** Direction **
Return every record verbatim.
-=-=-
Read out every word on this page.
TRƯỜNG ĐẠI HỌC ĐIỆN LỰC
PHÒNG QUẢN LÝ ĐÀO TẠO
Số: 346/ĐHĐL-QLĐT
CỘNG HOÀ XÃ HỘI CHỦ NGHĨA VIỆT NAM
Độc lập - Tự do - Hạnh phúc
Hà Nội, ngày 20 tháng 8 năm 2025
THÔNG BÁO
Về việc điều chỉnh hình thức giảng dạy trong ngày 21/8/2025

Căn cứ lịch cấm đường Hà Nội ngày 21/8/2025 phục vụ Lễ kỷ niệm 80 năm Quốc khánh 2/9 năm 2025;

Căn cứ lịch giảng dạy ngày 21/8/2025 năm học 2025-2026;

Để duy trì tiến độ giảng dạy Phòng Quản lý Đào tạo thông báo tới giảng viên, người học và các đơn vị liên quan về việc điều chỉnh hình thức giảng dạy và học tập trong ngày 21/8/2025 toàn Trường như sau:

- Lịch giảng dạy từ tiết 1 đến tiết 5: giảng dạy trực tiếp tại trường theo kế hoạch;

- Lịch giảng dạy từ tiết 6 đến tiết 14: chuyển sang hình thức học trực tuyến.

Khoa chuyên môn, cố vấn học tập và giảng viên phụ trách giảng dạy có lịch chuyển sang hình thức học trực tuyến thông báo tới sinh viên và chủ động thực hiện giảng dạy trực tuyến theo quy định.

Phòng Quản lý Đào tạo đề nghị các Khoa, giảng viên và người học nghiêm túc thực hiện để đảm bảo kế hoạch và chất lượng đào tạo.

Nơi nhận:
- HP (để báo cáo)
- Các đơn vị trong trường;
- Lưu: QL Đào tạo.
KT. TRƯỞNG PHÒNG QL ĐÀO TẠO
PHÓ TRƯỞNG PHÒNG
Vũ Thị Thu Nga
-=-=-
** Exercise result **
Read out every word on this page.
TRƯỜNG ĐẠI HỌC ĐIỆN LỰC
PHÒNG QUẢN LÝ ĐÀO TẠO
Số: 346/ĐHĐL-QLĐT
CỘNG HOÀ XÃ HỘI CHỦ NGHĨA VIỆT NAM
Độc lập - Tự do - Hạnh phúc
Hà Nội, ngày 20 tháng 8 năm 2025
THÔNG BÁO
Về việc điều chỉnh hình thức giảng dạy trong ngày 21/8/2025

Căn cứ lịch cấm đường Hà Nội ngày 21/8/2025 phục vụ Lễ kỷ niệm 80 năm Quốc khánh 2/9 năm 2025;

Căn cứ lịch giảng dạy ngày 21/8/2025 năm học 2025-2026;

Để duy trì tiến độ giảng dạy Phòng Quản lý Đào tạo thông báo tới giảng viên, người học và các đơn vị liên quan về việc điều chỉnh hình thức giảng dạy và học tập trong ngày 21/8/2025 toàn Trường như sau:

- Lịch giảng dạy từ tiết 1 đến tiết 5: giảng dạy trực tiếp tại trường theo kế hoạch;

- Lịch giảng dạy từ tiết 6 đến tiết 14: chuyển sang hình thức học trực tuyến.

Khoa chuyên môn, cố vấn học tập và giảng viên phụ trách giảng dạy có lịch chuyển sang hình thức học trực tuyến thông báo tới sinh viên và chủ động thực hiện giảng dạy trực tuyến theo quy định.

Phòng Quản lý Đào tạo đề nghị các Khoa, giảng viên và người học nghiêm túc thực hiện để đảm bảo kế hoạch và chất lượng đào tạo.

Nơi nhận:
- HP (để báo cáo)
- Các đơn vị trong trường;
- Lưu: QL Đào tạo.
KT. TRƯỞNG PHÒNG QL ĐÀO TẠO
PHÓ TRƯỞNG PHÒNG
Vũ Thị Thu Nga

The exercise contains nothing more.